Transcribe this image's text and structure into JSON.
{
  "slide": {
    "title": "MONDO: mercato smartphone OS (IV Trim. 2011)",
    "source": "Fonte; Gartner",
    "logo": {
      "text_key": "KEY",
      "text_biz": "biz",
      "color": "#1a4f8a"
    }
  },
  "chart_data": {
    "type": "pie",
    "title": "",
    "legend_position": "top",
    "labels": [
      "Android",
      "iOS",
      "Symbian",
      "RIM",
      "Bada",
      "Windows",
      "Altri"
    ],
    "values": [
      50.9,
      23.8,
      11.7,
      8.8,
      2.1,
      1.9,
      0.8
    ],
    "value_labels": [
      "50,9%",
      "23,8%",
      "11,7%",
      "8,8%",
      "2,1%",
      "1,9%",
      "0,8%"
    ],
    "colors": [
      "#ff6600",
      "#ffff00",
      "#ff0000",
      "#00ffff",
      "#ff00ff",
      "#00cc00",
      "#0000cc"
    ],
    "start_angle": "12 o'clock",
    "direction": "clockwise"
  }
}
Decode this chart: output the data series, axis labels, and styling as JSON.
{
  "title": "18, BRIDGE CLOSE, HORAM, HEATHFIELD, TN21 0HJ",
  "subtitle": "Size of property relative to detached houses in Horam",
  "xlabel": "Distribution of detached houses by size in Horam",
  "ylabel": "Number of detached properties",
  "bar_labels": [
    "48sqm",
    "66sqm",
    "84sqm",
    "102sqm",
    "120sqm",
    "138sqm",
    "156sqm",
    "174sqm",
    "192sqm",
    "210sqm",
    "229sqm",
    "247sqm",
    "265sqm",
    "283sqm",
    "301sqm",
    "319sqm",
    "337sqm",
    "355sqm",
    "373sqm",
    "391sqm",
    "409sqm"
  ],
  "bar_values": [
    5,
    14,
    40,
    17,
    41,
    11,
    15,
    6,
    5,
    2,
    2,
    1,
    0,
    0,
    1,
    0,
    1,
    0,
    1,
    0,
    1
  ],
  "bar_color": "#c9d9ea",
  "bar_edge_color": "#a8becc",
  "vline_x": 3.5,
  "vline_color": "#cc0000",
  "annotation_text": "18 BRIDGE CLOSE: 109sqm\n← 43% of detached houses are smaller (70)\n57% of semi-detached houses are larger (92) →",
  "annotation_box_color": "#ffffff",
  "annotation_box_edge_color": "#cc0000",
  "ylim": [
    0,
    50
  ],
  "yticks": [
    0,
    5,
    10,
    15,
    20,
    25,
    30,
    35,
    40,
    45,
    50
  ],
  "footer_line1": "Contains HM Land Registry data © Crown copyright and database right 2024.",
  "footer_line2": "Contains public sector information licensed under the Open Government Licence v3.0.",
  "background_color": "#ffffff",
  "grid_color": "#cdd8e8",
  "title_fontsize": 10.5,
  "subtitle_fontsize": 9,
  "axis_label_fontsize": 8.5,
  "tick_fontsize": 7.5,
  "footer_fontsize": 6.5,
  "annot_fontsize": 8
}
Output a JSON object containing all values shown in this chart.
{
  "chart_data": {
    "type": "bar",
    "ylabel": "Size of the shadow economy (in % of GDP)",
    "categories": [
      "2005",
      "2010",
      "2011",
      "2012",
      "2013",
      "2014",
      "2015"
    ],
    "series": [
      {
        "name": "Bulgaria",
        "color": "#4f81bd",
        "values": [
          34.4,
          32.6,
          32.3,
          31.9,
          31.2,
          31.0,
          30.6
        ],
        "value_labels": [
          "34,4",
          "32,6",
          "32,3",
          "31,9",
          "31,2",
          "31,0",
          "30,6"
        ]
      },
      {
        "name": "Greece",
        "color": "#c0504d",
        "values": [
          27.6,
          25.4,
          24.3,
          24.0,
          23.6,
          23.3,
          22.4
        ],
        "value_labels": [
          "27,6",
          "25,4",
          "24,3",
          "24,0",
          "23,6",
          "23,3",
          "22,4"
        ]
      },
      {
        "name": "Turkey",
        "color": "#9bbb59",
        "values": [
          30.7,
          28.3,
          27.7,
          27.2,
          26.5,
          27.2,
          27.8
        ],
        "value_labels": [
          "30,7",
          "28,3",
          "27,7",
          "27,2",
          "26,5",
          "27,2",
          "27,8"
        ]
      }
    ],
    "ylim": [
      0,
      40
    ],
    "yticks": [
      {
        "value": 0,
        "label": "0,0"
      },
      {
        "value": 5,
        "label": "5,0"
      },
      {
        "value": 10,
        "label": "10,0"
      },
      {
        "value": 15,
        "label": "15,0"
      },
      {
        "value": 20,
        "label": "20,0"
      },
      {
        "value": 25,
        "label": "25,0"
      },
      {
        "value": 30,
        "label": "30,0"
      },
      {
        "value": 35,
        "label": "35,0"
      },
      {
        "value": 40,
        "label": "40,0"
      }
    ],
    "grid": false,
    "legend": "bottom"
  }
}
┄┄┄┄┄┄
Directions for this task: Would you give the material above again, complete and exact?

Result for this task:
Transcribe this image's text and structure into JSON.
{
  "slide": {
    "title": "MONDO: mercato smartphone OS (IV Trim. 2011)",
    "source": "Fonte; Gartner",
    "logo": {
      "text_key": "KEY",
      "text_biz": "biz",
      "color": "#1a4f8a"
    }
  },
  "chart_data": {
    "type": "pie",
    "title": "",
    "legend_position": "top",
    "labels": [
      "Android",
      "iOS",
      "Symbian",
      "RIM",
      "Bada",
      "Windows",
      "Altri"
    ],
    "values": [
      50.9,
      23.8,
      11.7,
      8.8,
      2.1,
      1.9,
      0.8
    ],
    "value_labels": [
      "50,9%",
      "23,8%",
      "11,7%",
      "8,8%",
      "2,1%",
      "1,9%",
      "0,8%"
    ],
    "colors": [
      "#ff6600",
      "#ffff00",
      "#ff0000",
      "#00ffff",
      "#ff00ff",
      "#00cc00",
      "#0000cc"
    ],
    "start_angle": "12 o'clock",
    "direction": "clockwise"
  }
}
Decode this chart: output the data series, axis labels, and styling as JSON.
{
  "title": "18, BRIDGE CLOSE, HORAM, HEATHFIELD, TN21 0HJ",
  "subtitle": "Size of property relative to detached houses in Horam",
  "xlabel": "Distribution of detached houses by size in Horam",
  "ylabel": "Number of detached properties",
  "bar_labels": [
    "48sqm",
    "66sqm",
    "84sqm",
    "102sqm",
    "120sqm",
    "138sqm",
    "156sqm",
    "174sqm",
    "192sqm",
    "210sqm",
    "229sqm",
    "247sqm",
    "265sqm",
    "283sqm",
    "301sqm",
    "319sqm",
    "337sqm",
    "355sqm",
    "373sqm",
    "391sqm",
    "409sqm"
  ],
  "bar_values": [
    5,
    14,
    40,
    17,
    41,
    11,
    15,
    6,
    5,
    2,
    2,
    1,
    0,
    0,
    1,
    0,
    1,
    0,
    1,
    0,
    1
  ],
  "bar_color": "#c9d9ea",
  "bar_edge_color": "#a8becc",
  "vline_x": 3.5,
  "vline_color": "#cc0000",
  "annotation_text": "18 BRIDGE CLOSE: 109sqm\n← 43% of detached houses are smaller (70)\n57% of semi-detached houses are larger (92) →",
  "annotation_box_color": "#ffffff",
  "annotation_box_edge_color": "#cc0000",
  "ylim": [
    0,
    50
  ],
  "yticks": [
    0,
    5,
    10,
    15,
    20,
    25,
    30,
    35,
    40,
    45,
    50
  ],
  "footer_line1": "Contains HM Land Registry data © Crown copyright and database right 2024.",
  "footer_line2": "Contains public sector information licensed under the Open Government Licence v3.0.",
  "background_color": "#ffffff",
  "grid_color": "#cdd8e8",
  "title_fontsize": 10.5,
  "subtitle_fontsize": 9,
  "axis_label_fontsize": 8.5,
  "tick_fontsize": 7.5,
  "footer_fontsize": 6.5,
  "annot_fontsize": 8
}
Output a JSON object containing all values shown in this chart.
{
  "chart_data": {
    "type": "bar",
    "ylabel": "Size of the shadow economy (in % of GDP)",
    "categories": [
      "2005",
      "2010",
      "2011",
      "2012",
      "2013",
      "2014",
      "2015"
    ],
    "series": [
      {
        "name": "Bulgaria",
        "color": "#4f81bd",
        "values": [
          34.4,
          32.6,
          32.3,
          31.9,
          31.2,
          31.0,
          30.6
        ],
        "value_labels": [
          "34,4",
          "32,6",
          "32,3",
          "31,9",
          "31,2",
          "31,0",
          "30,6"
        ]
      },
      {
        "name": "Greece",
        "color": "#c0504d",
        "values": [
          27.6,
          25.4,
          24.3,
          24.0,
          23.6,
          23.3,
          22.4
        ],
        "value_labels": [
          "27,6",
          "25,4",
          "24,3",
          "24,0",
          "23,6",
          "23,3",
          "22,4"
        ]
      },
      {
        "name": "Turkey",
        "color": "#9bbb59",
        "values": [
          30.7,
          28.3,
          27.7,
          27.2,
          26.5,
          27.2,
          27.8
        ],
        "value_labels": [
          "30,7",
          "28,3",
          "27,7",
          "27,2",
          "26,5",
          "27,2",
          "27,8"
        ]
      }
    ],
    "ylim": [
      0,
      40
    ],
    "yticks": [
      {
        "value": 0,
        "label": "0,0"
      },
      {
        "value": 5,
        "label": "5,0"
      },
      {
        "value": 10,
        "label": "10,0"
      },
      {
        "value": 15,
        "label": "15,0"
      },
      {
        "value": 20,
        "label": "20,0"
      },
      {
        "value": 25,
        "label": "25,0"
      },
      {
        "value": 30,
        "label": "30,0"
      },
      {
        "value": 35,
        "label": "35,0"
      },
      {
        "value": 40,
        "label": "40,0"
      }
    ],
    "grid": false,
    "legend": "bottom"
  }
}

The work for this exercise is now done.